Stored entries
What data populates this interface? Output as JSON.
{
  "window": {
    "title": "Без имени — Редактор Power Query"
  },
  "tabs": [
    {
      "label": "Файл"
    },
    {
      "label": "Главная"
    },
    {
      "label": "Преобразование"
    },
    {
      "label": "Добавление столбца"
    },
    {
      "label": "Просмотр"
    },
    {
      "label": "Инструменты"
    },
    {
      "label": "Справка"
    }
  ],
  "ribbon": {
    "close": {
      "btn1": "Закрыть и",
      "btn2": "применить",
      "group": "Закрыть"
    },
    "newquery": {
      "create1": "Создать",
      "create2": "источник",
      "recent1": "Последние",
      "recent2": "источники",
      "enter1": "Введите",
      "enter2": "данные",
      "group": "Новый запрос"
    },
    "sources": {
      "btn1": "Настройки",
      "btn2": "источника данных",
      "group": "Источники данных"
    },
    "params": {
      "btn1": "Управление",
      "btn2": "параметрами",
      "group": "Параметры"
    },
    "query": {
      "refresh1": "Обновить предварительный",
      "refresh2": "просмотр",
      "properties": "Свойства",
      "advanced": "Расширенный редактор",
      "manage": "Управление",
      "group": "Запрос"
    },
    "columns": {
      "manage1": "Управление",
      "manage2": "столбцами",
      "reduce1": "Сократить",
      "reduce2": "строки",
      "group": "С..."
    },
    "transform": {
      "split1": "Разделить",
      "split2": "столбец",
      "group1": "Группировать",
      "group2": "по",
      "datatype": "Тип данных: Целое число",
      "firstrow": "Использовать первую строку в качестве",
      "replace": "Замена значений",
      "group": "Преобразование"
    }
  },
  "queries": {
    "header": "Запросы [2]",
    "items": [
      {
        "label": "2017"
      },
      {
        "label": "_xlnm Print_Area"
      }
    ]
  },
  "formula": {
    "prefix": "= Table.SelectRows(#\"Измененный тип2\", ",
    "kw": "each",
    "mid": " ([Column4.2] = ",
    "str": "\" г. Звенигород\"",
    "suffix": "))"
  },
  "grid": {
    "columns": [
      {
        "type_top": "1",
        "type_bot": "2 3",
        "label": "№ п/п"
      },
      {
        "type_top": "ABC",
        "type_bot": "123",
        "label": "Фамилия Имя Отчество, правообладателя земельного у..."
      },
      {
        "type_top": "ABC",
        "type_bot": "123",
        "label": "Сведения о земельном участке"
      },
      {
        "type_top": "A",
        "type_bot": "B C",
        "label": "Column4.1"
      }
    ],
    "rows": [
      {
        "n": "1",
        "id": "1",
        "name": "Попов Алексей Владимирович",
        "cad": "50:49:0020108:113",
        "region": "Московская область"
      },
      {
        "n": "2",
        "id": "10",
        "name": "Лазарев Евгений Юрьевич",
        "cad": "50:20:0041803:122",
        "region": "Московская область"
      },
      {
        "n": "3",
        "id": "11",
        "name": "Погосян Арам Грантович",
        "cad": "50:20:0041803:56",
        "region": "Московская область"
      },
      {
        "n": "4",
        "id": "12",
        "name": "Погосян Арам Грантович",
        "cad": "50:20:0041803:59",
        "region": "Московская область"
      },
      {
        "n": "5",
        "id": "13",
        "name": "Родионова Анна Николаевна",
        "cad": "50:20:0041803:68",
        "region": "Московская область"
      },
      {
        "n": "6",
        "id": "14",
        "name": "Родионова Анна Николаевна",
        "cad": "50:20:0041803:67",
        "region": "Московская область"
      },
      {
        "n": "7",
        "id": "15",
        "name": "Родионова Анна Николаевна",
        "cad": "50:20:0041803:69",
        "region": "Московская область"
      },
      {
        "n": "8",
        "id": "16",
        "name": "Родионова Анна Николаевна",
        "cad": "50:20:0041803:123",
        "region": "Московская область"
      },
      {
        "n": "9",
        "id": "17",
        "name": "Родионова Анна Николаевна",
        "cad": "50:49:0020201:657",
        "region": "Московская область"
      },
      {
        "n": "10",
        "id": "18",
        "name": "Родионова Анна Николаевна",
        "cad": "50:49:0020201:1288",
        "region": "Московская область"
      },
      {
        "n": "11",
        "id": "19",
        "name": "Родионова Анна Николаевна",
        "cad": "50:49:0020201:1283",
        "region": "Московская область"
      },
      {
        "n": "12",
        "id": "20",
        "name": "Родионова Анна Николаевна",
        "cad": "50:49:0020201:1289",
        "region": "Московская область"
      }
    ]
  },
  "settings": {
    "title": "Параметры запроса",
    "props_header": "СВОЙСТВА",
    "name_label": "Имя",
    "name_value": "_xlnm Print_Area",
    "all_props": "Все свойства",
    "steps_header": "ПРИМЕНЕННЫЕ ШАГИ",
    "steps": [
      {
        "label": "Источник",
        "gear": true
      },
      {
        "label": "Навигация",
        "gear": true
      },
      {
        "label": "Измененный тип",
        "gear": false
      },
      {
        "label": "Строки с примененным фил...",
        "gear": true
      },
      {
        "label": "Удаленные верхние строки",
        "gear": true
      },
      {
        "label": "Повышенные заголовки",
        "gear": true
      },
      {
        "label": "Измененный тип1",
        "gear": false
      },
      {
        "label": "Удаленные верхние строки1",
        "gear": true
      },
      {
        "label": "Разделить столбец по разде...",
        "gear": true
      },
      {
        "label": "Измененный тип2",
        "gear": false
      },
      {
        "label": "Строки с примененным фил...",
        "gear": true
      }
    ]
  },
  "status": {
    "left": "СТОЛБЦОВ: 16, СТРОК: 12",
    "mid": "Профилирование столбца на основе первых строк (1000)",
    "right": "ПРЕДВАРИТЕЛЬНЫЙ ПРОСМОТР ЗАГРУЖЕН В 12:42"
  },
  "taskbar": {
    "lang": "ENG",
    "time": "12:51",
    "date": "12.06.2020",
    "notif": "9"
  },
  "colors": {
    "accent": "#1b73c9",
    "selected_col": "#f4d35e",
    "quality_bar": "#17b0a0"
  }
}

WHAT YOU ARE ASKED TO DO
Copy out all of the lines above exactly.

RESPONSE TO THIS TASK
What data populates this interface? Output as JSON.
{
  "window": {
    "title": "Без имени — Редактор Power Query"
  },
  "tabs": [
    {
      "label": "Файл"
    },
    {
      "label": "Главная"
    },
    {
      "label": "Преобразование"
    },
    {
      "label": "Добавление столбца"
    },
    {
      "label": "Просмотр"
    },
    {
      "label": "Инструменты"
    },
    {
      "label": "Справка"
    }
  ],
  "ribbon": {
    "close": {
      "btn1": "Закрыть и",
      "btn2": "применить",
      "group": "Закрыть"
    },
    "newquery": {
      "create1": "Создать",
      "create2": "источник",
      "recent1": "Последние",
      "recent2": "источники",
      "enter1": "Введите",
      "enter2": "данные",
      "group": "Новый запрос"
    },
    "sources": {
      "btn1": "Настройки",
      "btn2": "источника данных",
      "group": "Источники данных"
    },
    "params": {
      "btn1": "Управление",
      "btn2": "параметрами",
      "group": "Параметры"
    },
    "query": {
      "refresh1": "Обновить предварительный",
      "refresh2": "просмотр",
      "properties": "Свойства",
      "advanced": "Расширенный редактор",
      "manage": "Управление",
      "group": "Запрос"
    },
    "columns": {
      "manage1": "Управление",
      "manage2": "столбцами",
      "reduce1": "Сократить",
      "reduce2": "строки",
      "group": "С..."
    },
    "transform": {
      "split1": "Разделить",
      "split2": "столбец",
      "group1": "Группировать",
      "group2": "по",
      "datatype": "Тип данных: Целое число",
      "firstrow": "Использовать первую строку в качестве",
      "replace": "Замена значений",
      "group": "Преобразование"
    }
  },
  "queries": {
    "header": "Запросы [2]",
    "items": [
      {
        "label": "2017"
      },
      {
        "label": "_xlnm Print_Area"
      }
    ]
  },
  "formula": {
    "prefix": "= Table.SelectRows(#\"Измененный тип2\", ",
    "kw": "each",
    "mid": " ([Column4.2] = ",
    "str": "\" г. Звенигород\"",
    "suffix": "))"
  },
  "grid": {
    "columns": [
      {
        "type_top": "1",
        "type_bot": "2 3",
        "label": "№ п/п"
      },
      {
        "type_top": "ABC",
        "type_bot": "123",
        "label": "Фамилия Имя Отчество, правообладателя земельного у..."
      },
      {
        "type_top": "ABC",
        "type_bot": "123",
        "label": "Сведения о земельном участке"
      },
      {
        "type_top": "A",
        "type_bot": "B C",
        "label": "Column4.1"
      }
    ],
    "rows": [
      {
        "n": "1",
        "id": "1",
        "name": "Попов Алексей Владимирович",
        "cad": "50:49:0020108:113",
        "region": "Московская область"
      },
      {
        "n": "2",
        "id": "10",
        "name": "Лазарев Евгений Юрьевич",
        "cad": "50:20:0041803:122",
        "region": "Московская область"
      },
      {
        "n": "3",
        "id": "11",
        "name": "Погосян Арам Грантович",
        "cad": "50:20:0041803:56",
        "region": "Московская область"
      },
      {
        "n": "4",
        "id": "12",
        "name": "Погосян Арам Грантович",
        "cad": "50:20:0041803:59",
        "region": "Московская область"
      },
      {
        "n": "5",
        "id": "13",
        "name": "Родионова Анна Николаевна",
        "cad": "50:20:0041803:68",
        "region": "Московская область"
      },
      {
        "n": "6",
        "id": "14",
        "name": "Родионова Анна Николаевна",
        "cad": "50:20:0041803:67",
        "region": "Московская область"
      },
      {
        "n": "7",
        "id": "15",
        "name": "Родионова Анна Николаевна",
        "cad": "50:20:0041803:69",
        "region": "Московская область"
      },
      {
        "n": "8",
        "id": "16",
        "name": "Родионова Анна Николаевна",
        "cad": "50:20:0041803:123",
        "region": "Московская область"
      },
      {
        "n": "9",
        "id": "17",
        "name": "Родионова Анна Николаевна",
        "cad": "50:49:0020201:657",
        "region": "Московская область"
      },
      {
        "n": "10",
        "id": "18",
        "name": "Родионова Анна Николаевна",
        "cad": "50:49:0020201:1288",
        "region": "Московская область"
      },
      {
        "n": "11",
        "id": "19",
        "name": "Родионова Анна Николаевна",
        "cad": "50:49:0020201:1283",
        "region": "Московская область"
      },
      {
        "n": "12",
        "id": "20",
        "name": "Родионова Анна Николаевна",
        "cad": "50:49:0020201:1289",
        "region": "Московская область"
      }
    ]
  },
  "settings": {
    "title": "Параметры запроса",
    "props_header": "СВОЙСТВА",
    "name_label": "Имя",
    "name_value": "_xlnm Print_Area",
    "all_props": "Все свойства",
    "steps_header": "ПРИМЕНЕННЫЕ ШАГИ",
    "steps": [
      {
        "label": "Источник",
        "gear": true
      },
      {
        "label": "Навигация",
        "gear": true
      },
      {
        "label": "Измененный тип",
        "gear": false
      },
      {
        "label": "Строки с примененным фил...",
        "gear": true
      },
      {
        "label": "Удаленные верхние строки",
        "gear": true
      },
      {
        "label": "Повышенные заголовки",
        "gear": true
      },
      {
        "label": "Измененный тип1",
        "gear": false
      },
      {
        "label": "Удаленные верхние строки1",
        "gear": true
      },
      {
        "label": "Разделить столбец по разде...",
        "gear": true
      },
      {
        "label": "Измененный тип2",
        "gear": false
      },
      {
        "label": "Строки с примененным фил...",
        "gear": true
      }
    ]
  },
  "status": {
    "left": "СТОЛБЦОВ: 16, СТРОК: 12",
    "mid": "Профилирование столбца на основе первых строк (1000)",
    "right": "ПРЕДВАРИТЕЛЬНЫЙ ПРОСМОТР ЗАГРУЖЕН В 12:42"
  },
  "taskbar": {
    "lang": "ENG",
    "time": "12:51",
    "date": "12.06.2020",
    "notif": "9"
  },
  "colors": {
    "accent": "#1b73c9",
    "selected_col": "#f4d35e",
    "quality_bar": "#17b0a0"
  }
}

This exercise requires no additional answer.